#### Task:
Reproduce all the lines exactly as they stand, apart from the pictures.

Extracted records
━━━
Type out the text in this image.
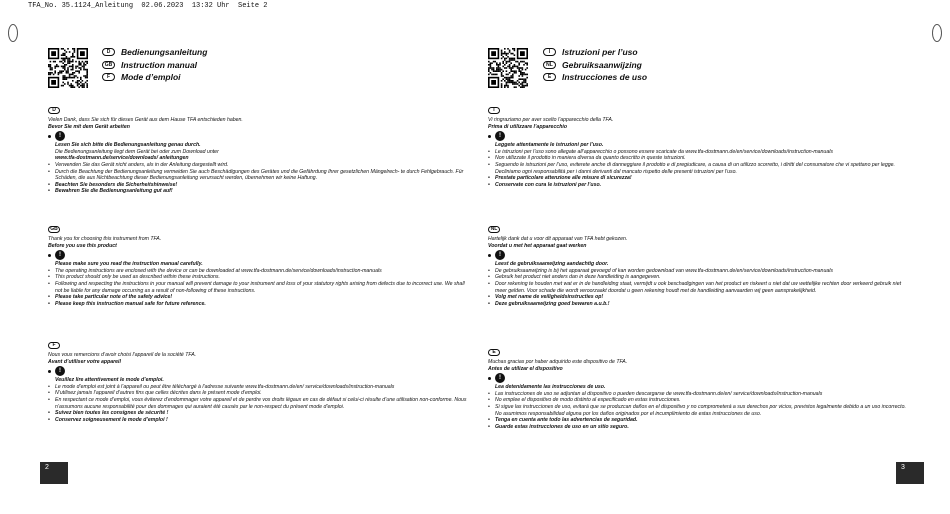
TFA_No. 35.1124_Anleitung  02.06.2023  13:32 Uhr  Seite 2
D	Bedienungsanleitung
GB	Instruction manual
F	Mode d’emploi
I	Istruzioni per l’uso
NL	Gebruiksaanwijzing
E	Instrucciones de uso
D
Vielen Dank, dass Sie sich für dieses Gerät aus dem Hause TFA entschieden haben.
Bevor Sie mit dem Gerät arbeiten
!
Lesen Sie sich bitte die Bedienungsanleitung genau durch.
Die Bedienungsanleitung liegt dem Gerät bei oder zum Download unter
www.tfa-dostmann.de/service/downloads/ anleitungen
• Verwenden Sie das Gerät nicht anders, als in der Anleitung dargestellt wird.
• Durch die Beachtung der Bedienungsanleitung vermeiden Sie auch Beschädigungen des Gerätes und die Gefährdung Ihrer gesetzlichen Mängelrech- te durch Fehlgebrauch. Für Schäden, die aus Nichtbeachtung dieser Bedienungsanleitung verursacht werden, übernehmen wir keine Haftung.
• Beachten Sie besonders die Sicherheitshinweise!
• Bewahren Sie die Bedienungsanleitung gut auf!
GB
Thank you for choosing this instrument from TFA.
Before you use this product
!
Please make sure you read the instruction manual carefully.
• The operating instructions are enclosed with the device or can be downloaded at www.tfa-dostmann.de/service/downloads/instruction-manuals
• This product should only be used as described within these instructions.
• Following and respecting the instructions in your manual will prevent damage to your instrument and loss of your statutory rights arising from defects due to incorrect use. We shall not be liable for any damage occurring as a result of non-following of these instructions.
• Please take particular note of the safety advice!
• Please keep this instruction manual safe for future reference.
F
Nous vous remercions d’avoir choisi l’appareil de la société TFA.
Avant d’utiliser votre appareil
!
Veuillez lire attentivement le mode d’emploi.
• Le mode d’emploi est joint à l’appareil ou peut être téléchargé à l’adresse suivante www.tfa-dostmann.de/en/ service/downloads/instruction-manuals
• N’utilisez jamais l’appareil d’autres fins que celles décrites dans le présent mode d’emploi.
• En respectant ce mode d’emploi, vous éviterez d’endommager votre appareil et de perdre vos droits légaux en cas de défaut si celui-ci résulte d’une utilisation non-conforme. Nous n’assumons aucune responsabilité pour des dommages qui auraient été causés par le non-respect du présent mode d’emploi.
• Suivez bien toutes les consignes de sécurité !
• Conservez soigneusement le mode d’emploi !
I
Vi ringraziamo per aver scelto l’apparecchio della TFA.
Prima di utilizzare l’apparecchio
!
Leggete attentamente le istruzioni per l’uso.
• Le istruzioni per l’uso sono allegate all’apparecchio o possono essere scaricate da www.tfa-dostmann.de/en/service/downloads/instruction-manuals
• Non utilizzate il prodotto in maniera diversa da quanto descritto in queste istruzioni.
• Seguendo le istruzioni per l’uso, eviterete anche di danneggiare il prodotto e di pregiudicare, a causa di un utilizzo scorretto, i diritti del consumatore che vi spettano per legge. Decliniamo ogni responsabilità per i danni derivanti dal mancato rispetto delle presenti istruzioni per l’uso.
• Prestate particolare attenzione alle misure di sicurezza!
• Conservate con cura le istruzioni per l’uso.
NL
Hartelijk dank dat u voor dit apparaat van TFA hebt gekozen.
Voordat u met het apparaat gaat werken
!
Leest de gebruiksaanwijzing aandachtig door.
• De gebruiksaanwijzing is bij het apparaat gevoegd of kan worden gedownload van www.tfa-dostmann.de/en/service/downloads/instruction-manuals
• Gebruik het product niet anders dan in deze handleiding is aangegeven.
• Door rekening te houden met wat er in de handleiding staat, vermijdt u ook beschadigingen van het product en riskeert u niet dat uw wettelijke rechten door verkeerd gebruik niet meer gelden. Voor schade die wordt veroorzaakt doordat u geen rekening houdt met de handleiding aanvaarden wij geen aansprakelijkheid.
• Volg met name de veiligheidsinstructies op!
• Deze gebruiksaanwijzing goed bewaren a.u.b.!
E
Muchas gracias por haber adquirido este dispositivo de TFA.
Antes de utilizar el dispositivo
!
Lea detenidamente las instrucciones de uso.
• Las instrucciones de uso se adjuntan al dispositivo o pueden descargarse de www.tfa-dostmann.de/en/ service/downloads/instruction-manuals
• No emplee el dispositivo de modo distinto al especificado en estas instrucciones.
• Si sigue las instrucciones de uso, evitará que se produzcan daños en el dispositivo y no comprometerá a sus derechos por vicios, previstos legalmente debido a un uso incorrecto. No asumimos responsabilidad alguna por los daños originados por el incumplimiento de estas instrucciones de uso.
• Tenga en cuenta ante todo las advertencias de seguridad.
• Guarde estas instrucciones de uso en un sitio seguro.
2	3
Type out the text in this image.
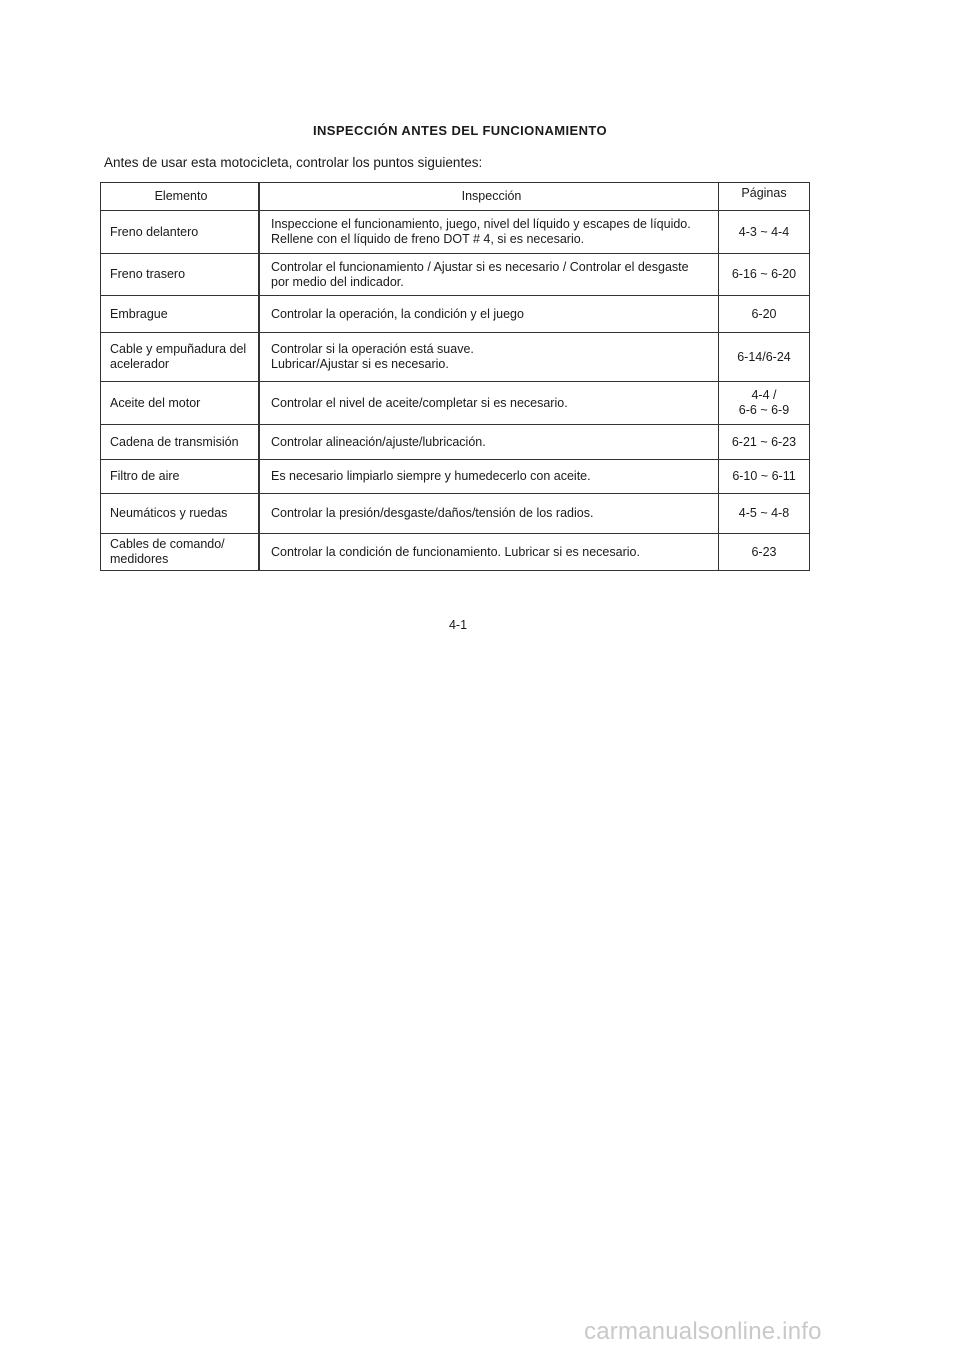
INSPECCIÓN ANTES DEL FUNCIONAMIENTO
Antes de usar esta motocicleta, controlar los puntos siguientes:
Elemento	Inspección	Páginas
Freno delantero	Inspeccione el funcionamiento, juego, nivel del líquido y escapes de líquido.
Rellene con el líquido de freno DOT # 4, si es necesario.	4-3 ~ 4-4
Freno trasero	Controlar el funcionamiento / Ajustar si es necesario / Controlar el desgaste
por medio del indicador.	6-16 ~ 6-20
Embrague	Controlar la operación, la condición y el juego	6-20
Cable y empuñadura del
acelerador	Controlar si la operación está suave.
Lubricar/Ajustar si es necesario.	6-14/6-24
Aceite del motor	Controlar el nivel de aceite/completar si es necesario.	4-4 /
6-6 ~ 6-9
Cadena de transmisión	Controlar alineación/ajuste/lubricación.	6-21 ~ 6-23
Filtro de aire	Es necesario limpiarlo siempre y humedecerlo con aceite.	6-10 ~ 6-11
Neumáticos y ruedas	Controlar la presión/desgaste/daños/tensión de los radios.	4-5 ~ 4-8
Cables de comando/
medidores	Controlar la condición de funcionamiento. Lubricar si es necesario.	6-23
4-1
carmanualsonline.info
━━━
#### Task result:
Type out the text in this image.
TFA_No. 35.1124_Anleitung  02.06.2023  13:32 Uhr  Seite 2
D	Bedienungsanleitung
GB	Instruction manual
F	Mode d’emploi
I	Istruzioni per l’uso
NL	Gebruiksaanwijzing
E	Instrucciones de uso
D
Vielen Dank, dass Sie sich für dieses Gerät aus dem Hause TFA entschieden haben.
Bevor Sie mit dem Gerät arbeiten
!
Lesen Sie sich bitte die Bedienungsanleitung genau durch.
Die Bedienungsanleitung liegt dem Gerät bei oder zum Download unter
www.tfa-dostmann.de/service/downloads/ anleitungen
• Verwenden Sie das Gerät nicht anders, als in der Anleitung dargestellt wird.
• Durch die Beachtung der Bedienungsanleitung vermeiden Sie auch Beschädigungen des Gerätes und die Gefährdung Ihrer gesetzlichen Mängelrech- te durch Fehlgebrauch. Für Schäden, die aus Nichtbeachtung dieser Bedienungsanleitung verursacht werden, übernehmen wir keine Haftung.
• Beachten Sie besonders die Sicherheitshinweise!
• Bewahren Sie die Bedienungsanleitung gut auf!
GB
Thank you for choosing this instrument from TFA.
Before you use this product
!
Please make sure you read the instruction manual carefully.
• The operating instructions are enclosed with the device or can be downloaded at www.tfa-dostmann.de/service/downloads/instruction-manuals
• This product should only be used as described within these instructions.
• Following and respecting the instructions in your manual will prevent damage to your instrument and loss of your statutory rights arising from defects due to incorrect use. We shall not be liable for any damage occurring as a result of non-following of these instructions.
• Please take particular note of the safety advice!
• Please keep this instruction manual safe for future reference.
F
Nous vous remercions d’avoir choisi l’appareil de la société TFA.
Avant d’utiliser votre appareil
!
Veuillez lire attentivement le mode d’emploi.
• Le mode d’emploi est joint à l’appareil ou peut être téléchargé à l’adresse suivante www.tfa-dostmann.de/en/ service/downloads/instruction-manuals
• N’utilisez jamais l’appareil d’autres fins que celles décrites dans le présent mode d’emploi.
• En respectant ce mode d’emploi, vous éviterez d’endommager votre appareil et de perdre vos droits légaux en cas de défaut si celui-ci résulte d’une utilisation non-conforme. Nous n’assumons aucune responsabilité pour des dommages qui auraient été causés par le non-respect du présent mode d’emploi.
• Suivez bien toutes les consignes de sécurité !
• Conservez soigneusement le mode d’emploi !
I
Vi ringraziamo per aver scelto l’apparecchio della TFA.
Prima di utilizzare l’apparecchio
!
Leggete attentamente le istruzioni per l’uso.
• Le istruzioni per l’uso sono allegate all’apparecchio o possono essere scaricate da www.tfa-dostmann.de/en/service/downloads/instruction-manuals
• Non utilizzate il prodotto in maniera diversa da quanto descritto in queste istruzioni.
• Seguendo le istruzioni per l’uso, eviterete anche di danneggiare il prodotto e di pregiudicare, a causa di un utilizzo scorretto, i diritti del consumatore che vi spettano per legge. Decliniamo ogni responsabilità per i danni derivanti dal mancato rispetto delle presenti istruzioni per l’uso.
• Prestate particolare attenzione alle misure di sicurezza!
• Conservate con cura le istruzioni per l’uso.
NL
Hartelijk dank dat u voor dit apparaat van TFA hebt gekozen.
Voordat u met het apparaat gaat werken
!
Leest de gebruiksaanwijzing aandachtig door.
• De gebruiksaanwijzing is bij het apparaat gevoegd of kan worden gedownload van www.tfa-dostmann.de/en/service/downloads/instruction-manuals
• Gebruik het product niet anders dan in deze handleiding is aangegeven.
• Door rekening te houden met wat er in de handleiding staat, vermijdt u ook beschadigingen van het product en riskeert u niet dat uw wettelijke rechten door verkeerd gebruik niet meer gelden. Voor schade die wordt veroorzaakt doordat u geen rekening houdt met de handleiding aanvaarden wij geen aansprakelijkheid.
• Volg met name de veiligheidsinstructies op!
• Deze gebruiksaanwijzing goed bewaren a.u.b.!
E
Muchas gracias por haber adquirido este dispositivo de TFA.
Antes de utilizar el dispositivo
!
Lea detenidamente las instrucciones de uso.
• Las instrucciones de uso se adjuntan al dispositivo o pueden descargarse de www.tfa-dostmann.de/en/ service/downloads/instruction-manuals
• No emplee el dispositivo de modo distinto al especificado en estas instrucciones.
• Si sigue las instrucciones de uso, evitará que se produzcan daños en el dispositivo y no comprometerá a sus derechos por vicios, previstos legalmente debido a un uso incorrecto. No asumimos responsabilidad alguna por los daños originados por el incumplimiento de estas instrucciones de uso.
• Tenga en cuenta ante todo las advertencias de seguridad.
• Guarde estas instrucciones de uso en un sitio seguro.
2	3
Type out the text in this image.
INSPECCIÓN ANTES DEL FUNCIONAMIENTO
Antes de usar esta motocicleta, controlar los puntos siguientes:
Elemento	Inspección	Páginas
Freno delantero	Inspeccione el funcionamiento, juego, nivel del líquido y escapes de líquido.
Rellene con el líquido de freno DOT # 4, si es necesario.	4-3 ~ 4-4
Freno trasero	Controlar el funcionamiento / Ajustar si es necesario / Controlar el desgaste
por medio del indicador.	6-16 ~ 6-20
Embrague	Controlar la operación, la condición y el juego	6-20
Cable y empuñadura del
acelerador	Controlar si la operación está suave.
Lubricar/Ajustar si es necesario.	6-14/6-24
Aceite del motor	Controlar el nivel de aceite/completar si es necesario.	4-4 /
6-6 ~ 6-9
Cadena de transmisión	Controlar alineación/ajuste/lubricación.	6-21 ~ 6-23
Filtro de aire	Es necesario limpiarlo siempre y humedecerlo con aceite.	6-10 ~ 6-11
Neumáticos y ruedas	Controlar la presión/desgaste/daños/tensión de los radios.	4-5 ~ 4-8
Cables de comando/
medidores	Controlar la condición de funcionamiento. Lubricar si es necesario.	6-23
4-1
carmanualsonline.info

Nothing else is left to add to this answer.